▶ _Task objective_
In the material below, find all lines with the string "image" and copy them.

Extracted data entries:
* START *

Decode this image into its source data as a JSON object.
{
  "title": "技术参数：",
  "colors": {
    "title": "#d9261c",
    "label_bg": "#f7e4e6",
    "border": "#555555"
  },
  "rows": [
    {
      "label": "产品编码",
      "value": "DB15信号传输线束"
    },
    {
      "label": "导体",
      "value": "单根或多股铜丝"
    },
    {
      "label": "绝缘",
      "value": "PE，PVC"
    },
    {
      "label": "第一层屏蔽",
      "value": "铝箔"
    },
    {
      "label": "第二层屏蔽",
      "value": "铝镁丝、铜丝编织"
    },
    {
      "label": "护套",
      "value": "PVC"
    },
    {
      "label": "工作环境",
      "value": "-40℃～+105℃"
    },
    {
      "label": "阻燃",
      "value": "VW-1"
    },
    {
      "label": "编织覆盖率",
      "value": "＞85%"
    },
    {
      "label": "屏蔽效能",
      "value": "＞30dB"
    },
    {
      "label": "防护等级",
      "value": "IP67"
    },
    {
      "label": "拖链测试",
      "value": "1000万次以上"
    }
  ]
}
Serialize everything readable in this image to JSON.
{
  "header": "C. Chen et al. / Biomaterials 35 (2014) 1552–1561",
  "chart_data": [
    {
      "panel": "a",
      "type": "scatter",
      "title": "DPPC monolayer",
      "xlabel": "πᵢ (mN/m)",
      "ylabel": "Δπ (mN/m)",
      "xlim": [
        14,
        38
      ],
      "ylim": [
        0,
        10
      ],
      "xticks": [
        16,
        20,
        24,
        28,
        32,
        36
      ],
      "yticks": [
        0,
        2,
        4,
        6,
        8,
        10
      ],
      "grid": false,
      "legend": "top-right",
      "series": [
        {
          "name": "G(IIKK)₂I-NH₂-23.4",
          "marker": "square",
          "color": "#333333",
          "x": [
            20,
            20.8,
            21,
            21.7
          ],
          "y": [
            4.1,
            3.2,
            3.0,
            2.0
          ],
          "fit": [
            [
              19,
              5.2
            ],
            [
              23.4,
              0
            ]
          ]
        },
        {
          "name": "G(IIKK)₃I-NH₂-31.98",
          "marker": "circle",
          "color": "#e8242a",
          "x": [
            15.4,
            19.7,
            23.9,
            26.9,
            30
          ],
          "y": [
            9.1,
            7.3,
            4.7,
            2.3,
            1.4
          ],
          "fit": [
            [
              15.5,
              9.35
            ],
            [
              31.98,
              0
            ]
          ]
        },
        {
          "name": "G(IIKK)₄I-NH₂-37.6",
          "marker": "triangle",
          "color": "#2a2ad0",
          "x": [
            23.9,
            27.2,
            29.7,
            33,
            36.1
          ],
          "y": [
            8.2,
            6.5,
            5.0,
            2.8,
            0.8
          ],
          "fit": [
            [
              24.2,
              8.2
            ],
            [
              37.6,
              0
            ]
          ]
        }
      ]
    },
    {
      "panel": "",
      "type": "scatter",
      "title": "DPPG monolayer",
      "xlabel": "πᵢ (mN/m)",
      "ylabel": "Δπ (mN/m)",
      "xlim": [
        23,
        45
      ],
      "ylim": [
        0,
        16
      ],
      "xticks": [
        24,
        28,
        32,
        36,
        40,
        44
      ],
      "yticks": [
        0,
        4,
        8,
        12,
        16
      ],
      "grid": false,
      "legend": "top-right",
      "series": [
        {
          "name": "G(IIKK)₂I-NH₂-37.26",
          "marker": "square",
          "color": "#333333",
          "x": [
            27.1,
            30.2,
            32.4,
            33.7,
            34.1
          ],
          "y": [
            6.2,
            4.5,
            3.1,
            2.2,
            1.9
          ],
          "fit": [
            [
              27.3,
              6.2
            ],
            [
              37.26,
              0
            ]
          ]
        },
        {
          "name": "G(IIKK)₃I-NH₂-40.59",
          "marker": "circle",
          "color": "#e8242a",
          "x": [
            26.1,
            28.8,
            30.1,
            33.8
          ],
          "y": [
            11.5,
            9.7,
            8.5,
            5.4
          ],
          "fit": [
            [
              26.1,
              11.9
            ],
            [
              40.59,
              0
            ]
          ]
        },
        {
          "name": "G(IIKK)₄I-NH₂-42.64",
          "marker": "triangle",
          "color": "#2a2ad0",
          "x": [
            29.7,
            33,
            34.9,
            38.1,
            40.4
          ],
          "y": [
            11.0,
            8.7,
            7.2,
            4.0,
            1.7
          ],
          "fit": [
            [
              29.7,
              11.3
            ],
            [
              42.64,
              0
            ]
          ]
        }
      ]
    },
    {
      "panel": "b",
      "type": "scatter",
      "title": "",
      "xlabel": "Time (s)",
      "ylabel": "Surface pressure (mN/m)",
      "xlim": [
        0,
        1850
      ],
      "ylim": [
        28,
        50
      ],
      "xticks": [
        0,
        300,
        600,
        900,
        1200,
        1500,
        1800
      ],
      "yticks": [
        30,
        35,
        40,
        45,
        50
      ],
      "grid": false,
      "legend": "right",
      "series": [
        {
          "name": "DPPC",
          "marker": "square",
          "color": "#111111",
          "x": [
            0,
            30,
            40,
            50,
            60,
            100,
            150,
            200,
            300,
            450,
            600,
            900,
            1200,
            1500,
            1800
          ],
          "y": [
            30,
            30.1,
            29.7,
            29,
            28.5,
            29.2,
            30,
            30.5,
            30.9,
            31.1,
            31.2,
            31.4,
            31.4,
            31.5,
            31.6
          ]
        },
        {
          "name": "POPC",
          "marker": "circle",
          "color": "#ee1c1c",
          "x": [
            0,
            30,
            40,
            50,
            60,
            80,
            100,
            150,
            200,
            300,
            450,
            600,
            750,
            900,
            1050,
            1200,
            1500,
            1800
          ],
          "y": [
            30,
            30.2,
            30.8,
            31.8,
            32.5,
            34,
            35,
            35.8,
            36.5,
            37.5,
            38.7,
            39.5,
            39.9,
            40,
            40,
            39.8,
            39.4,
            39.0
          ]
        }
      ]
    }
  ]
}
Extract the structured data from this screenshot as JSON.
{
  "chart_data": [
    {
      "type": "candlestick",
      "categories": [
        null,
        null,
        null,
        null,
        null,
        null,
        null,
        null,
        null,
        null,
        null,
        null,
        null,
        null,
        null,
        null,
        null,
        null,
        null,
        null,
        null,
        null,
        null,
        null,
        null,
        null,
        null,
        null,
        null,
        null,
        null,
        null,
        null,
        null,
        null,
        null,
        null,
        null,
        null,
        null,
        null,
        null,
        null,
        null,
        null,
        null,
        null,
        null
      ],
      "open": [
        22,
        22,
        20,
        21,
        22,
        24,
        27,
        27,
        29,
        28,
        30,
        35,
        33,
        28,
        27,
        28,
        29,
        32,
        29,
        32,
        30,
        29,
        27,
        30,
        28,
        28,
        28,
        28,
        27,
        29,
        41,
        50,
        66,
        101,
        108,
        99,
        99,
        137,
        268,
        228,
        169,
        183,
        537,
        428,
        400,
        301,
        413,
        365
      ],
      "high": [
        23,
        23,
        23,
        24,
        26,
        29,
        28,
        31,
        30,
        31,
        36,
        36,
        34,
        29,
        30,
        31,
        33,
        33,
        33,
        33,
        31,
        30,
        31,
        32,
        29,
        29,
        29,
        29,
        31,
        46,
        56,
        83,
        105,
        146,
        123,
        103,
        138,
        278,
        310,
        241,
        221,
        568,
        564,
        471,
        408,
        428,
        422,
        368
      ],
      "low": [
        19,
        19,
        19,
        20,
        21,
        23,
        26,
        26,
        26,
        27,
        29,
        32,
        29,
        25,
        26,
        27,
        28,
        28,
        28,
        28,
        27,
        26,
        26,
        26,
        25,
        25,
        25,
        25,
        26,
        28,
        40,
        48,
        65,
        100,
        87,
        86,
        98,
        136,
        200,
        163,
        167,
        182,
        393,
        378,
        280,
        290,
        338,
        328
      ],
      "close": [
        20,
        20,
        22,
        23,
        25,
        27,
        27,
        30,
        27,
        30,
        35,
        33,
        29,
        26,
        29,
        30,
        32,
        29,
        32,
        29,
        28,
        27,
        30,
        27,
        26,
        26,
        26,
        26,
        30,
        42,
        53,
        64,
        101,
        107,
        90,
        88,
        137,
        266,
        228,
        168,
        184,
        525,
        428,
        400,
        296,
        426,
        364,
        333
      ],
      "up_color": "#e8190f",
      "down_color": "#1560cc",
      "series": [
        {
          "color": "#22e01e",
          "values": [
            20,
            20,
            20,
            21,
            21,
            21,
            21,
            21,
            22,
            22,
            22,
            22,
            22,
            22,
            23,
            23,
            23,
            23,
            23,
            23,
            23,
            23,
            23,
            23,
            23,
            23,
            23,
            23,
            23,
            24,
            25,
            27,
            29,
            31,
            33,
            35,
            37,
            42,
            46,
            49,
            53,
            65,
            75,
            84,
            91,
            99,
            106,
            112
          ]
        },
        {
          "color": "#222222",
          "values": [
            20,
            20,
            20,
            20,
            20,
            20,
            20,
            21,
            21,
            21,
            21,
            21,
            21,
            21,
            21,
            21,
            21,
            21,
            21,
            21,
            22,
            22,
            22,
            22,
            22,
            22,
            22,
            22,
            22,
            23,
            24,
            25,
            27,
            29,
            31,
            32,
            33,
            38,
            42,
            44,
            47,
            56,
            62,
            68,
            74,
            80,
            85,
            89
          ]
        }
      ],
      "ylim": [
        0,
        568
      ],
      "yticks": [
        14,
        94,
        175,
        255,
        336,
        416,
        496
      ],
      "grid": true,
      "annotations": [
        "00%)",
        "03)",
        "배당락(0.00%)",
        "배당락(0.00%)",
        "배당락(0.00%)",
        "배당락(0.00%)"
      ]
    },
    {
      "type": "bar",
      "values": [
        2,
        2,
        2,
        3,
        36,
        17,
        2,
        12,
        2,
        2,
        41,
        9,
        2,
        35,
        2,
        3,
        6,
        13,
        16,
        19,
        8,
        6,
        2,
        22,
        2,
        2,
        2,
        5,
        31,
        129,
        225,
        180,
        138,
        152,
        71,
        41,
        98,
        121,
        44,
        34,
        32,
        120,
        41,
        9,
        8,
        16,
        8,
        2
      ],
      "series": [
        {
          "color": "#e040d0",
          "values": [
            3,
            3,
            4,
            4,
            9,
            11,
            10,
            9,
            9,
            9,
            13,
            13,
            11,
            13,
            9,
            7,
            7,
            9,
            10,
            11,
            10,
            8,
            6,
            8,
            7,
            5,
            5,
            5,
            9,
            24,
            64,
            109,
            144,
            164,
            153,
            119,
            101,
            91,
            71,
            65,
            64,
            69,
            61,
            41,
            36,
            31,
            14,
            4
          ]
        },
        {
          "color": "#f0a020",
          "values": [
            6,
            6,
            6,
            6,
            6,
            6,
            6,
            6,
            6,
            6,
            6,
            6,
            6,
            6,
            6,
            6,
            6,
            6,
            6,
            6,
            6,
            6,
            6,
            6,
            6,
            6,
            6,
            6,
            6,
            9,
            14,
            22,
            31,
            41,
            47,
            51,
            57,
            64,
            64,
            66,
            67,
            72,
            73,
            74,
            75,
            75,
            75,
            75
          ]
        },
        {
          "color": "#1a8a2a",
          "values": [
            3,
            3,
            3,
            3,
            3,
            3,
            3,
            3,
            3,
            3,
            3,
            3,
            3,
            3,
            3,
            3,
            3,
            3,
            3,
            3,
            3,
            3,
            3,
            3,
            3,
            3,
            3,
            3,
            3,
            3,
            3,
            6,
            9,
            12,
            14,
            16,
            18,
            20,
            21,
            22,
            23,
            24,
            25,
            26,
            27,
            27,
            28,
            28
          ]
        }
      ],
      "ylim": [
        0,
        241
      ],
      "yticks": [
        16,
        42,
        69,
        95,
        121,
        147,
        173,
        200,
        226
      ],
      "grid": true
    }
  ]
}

* END *

▶ _The reply_
Decode this image into its source data as a JSON object.
Serialize everything readable in this image to JSON.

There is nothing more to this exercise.